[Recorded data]
--
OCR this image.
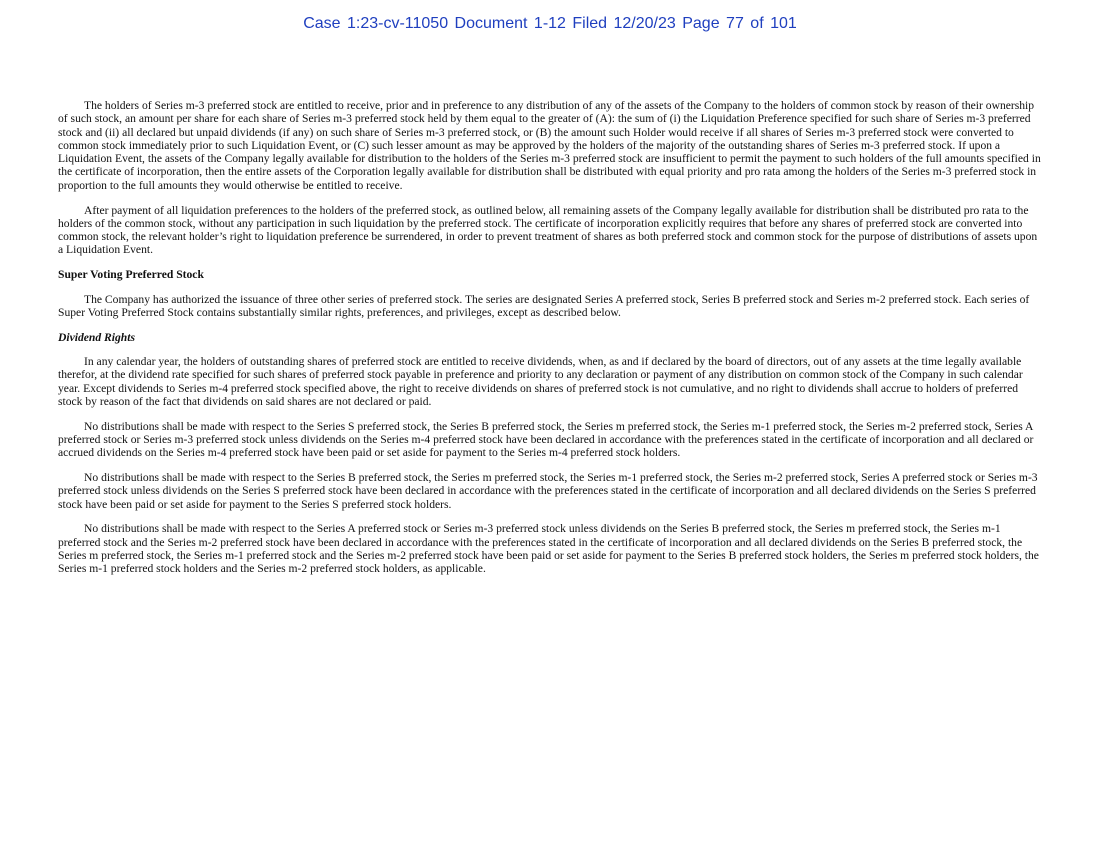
Case 1:23-cv-11050 Document 1-12 Filed 12/20/23 Page 77 of 101

The holders of Series m-3 preferred stock are entitled to receive, prior and in preference to any distribution of any of the assets of the Company to the holders of common stock by reason of their ownership of such stock, an amount per share for each share of Series m-3 preferred stock held by them equal to the greater of (A): the sum of (i) the Liquidation Preference specified for such share of Series m-3 preferred stock and (ii) all declared but unpaid dividends (if any) on such share of Series m-3 preferred stock, or (B) the amount such Holder would receive if all shares of Series m-3 preferred stock were converted to common stock immediately prior to such Liquidation Event, or (C) such lesser amount as may be approved by the holders of the majority of the outstanding shares of Series m-3 preferred stock. If upon a Liquidation Event, the assets of the Company legally available for distribution to the holders of the Series m-3 preferred stock are insufficient to permit the payment to such holders of the full amounts specified in the certificate of incorporation, then the entire assets of the Corporation legally available for distribution shall be distributed with equal priority and pro rata among the holders of the Series m-3 preferred stock in proportion to the full amounts they would otherwise be entitled to receive.

After payment of all liquidation preferences to the holders of the preferred stock, as outlined below, all remaining assets of the Company legally available for distribution shall be distributed pro rata to the holders of the common stock, without any participation in such liquidation by the preferred stock. The certificate of incorporation explicitly requires that before any shares of preferred stock are converted into common stock, the relevant holder’s right to liquidation preference be surrendered, in order to prevent treatment of shares as both preferred stock and common stock for the purpose of distributions of assets upon a Liquidation Event.

Super Voting Preferred Stock

The Company has authorized the issuance of three other series of preferred stock. The series are designated Series A preferred stock, Series B preferred stock and Series m-2 preferred stock. Each series of Super Voting Preferred Stock contains substantially similar rights, preferences, and privileges, except as described below.

Dividend Rights

In any calendar year, the holders of outstanding shares of preferred stock are entitled to receive dividends, when, as and if declared by the board of directors, out of any assets at the time legally available therefor, at the dividend rate specified for such shares of preferred stock payable in preference and priority to any declaration or payment of any distribution on common stock of the Company in such calendar year. Except dividends to Series m-4 preferred stock specified above, the right to receive dividends on shares of preferred stock is not cumulative, and no right to dividends shall accrue to holders of preferred stock by reason of the fact that dividends on said shares are not declared or paid.

No distributions shall be made with respect to the Series S preferred stock, the Series B preferred stock, the Series m preferred stock, the Series m-1 preferred stock, the Series m-2 preferred stock, Series A preferred stock or Series m-3 preferred stock unless dividends on the Series m-4 preferred stock have been declared in accordance with the preferences stated in the certificate of incorporation and all declared or accrued dividends on the Series m-4 preferred stock have been paid or set aside for payment to the Series m-4 preferred stock holders.

No distributions shall be made with respect to the Series B preferred stock, the Series m preferred stock, the Series m-1 preferred stock, the Series m-2 preferred stock, Series A preferred stock or Series m-3 preferred stock unless dividends on the Series S preferred stock have been declared in accordance with the preferences stated in the certificate of incorporation and all declared dividends on the Series S preferred stock have been paid or set aside for payment to the Series S preferred stock holders.

No distributions shall be made with respect to the Series A preferred stock or Series m-3 preferred stock unless dividends on the Series B preferred stock, the Series m preferred stock, the Series m-1 preferred stock and the Series m-2 preferred stock have been declared in accordance with the preferences stated in the certificate of incorporation and all declared dividends on the Series B preferred stock, the Series m preferred stock, the Series m-1 preferred stock and the Series m-2 preferred stock have been paid or set aside for payment to the Series B preferred stock holders, the Series m preferred stock holders, the Series m-1 preferred stock holders and the Series m-2 preferred stock holders, as applicable.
--
PROBLEM DETAILS> From the material above, gather all lines that include the string "Voting" and copy them.

SOLUTION FOR THIS PROBLEM>
Super Voting Preferred Stock
The Company has authorized the issuance of three other series of preferred stock. The series are designated Series A preferred stock, Series B preferred stock and Series m-2 preferred stock. Each series of Super Voting Preferred Stock contains substantially similar rights, preferences, and privileges, except as described below.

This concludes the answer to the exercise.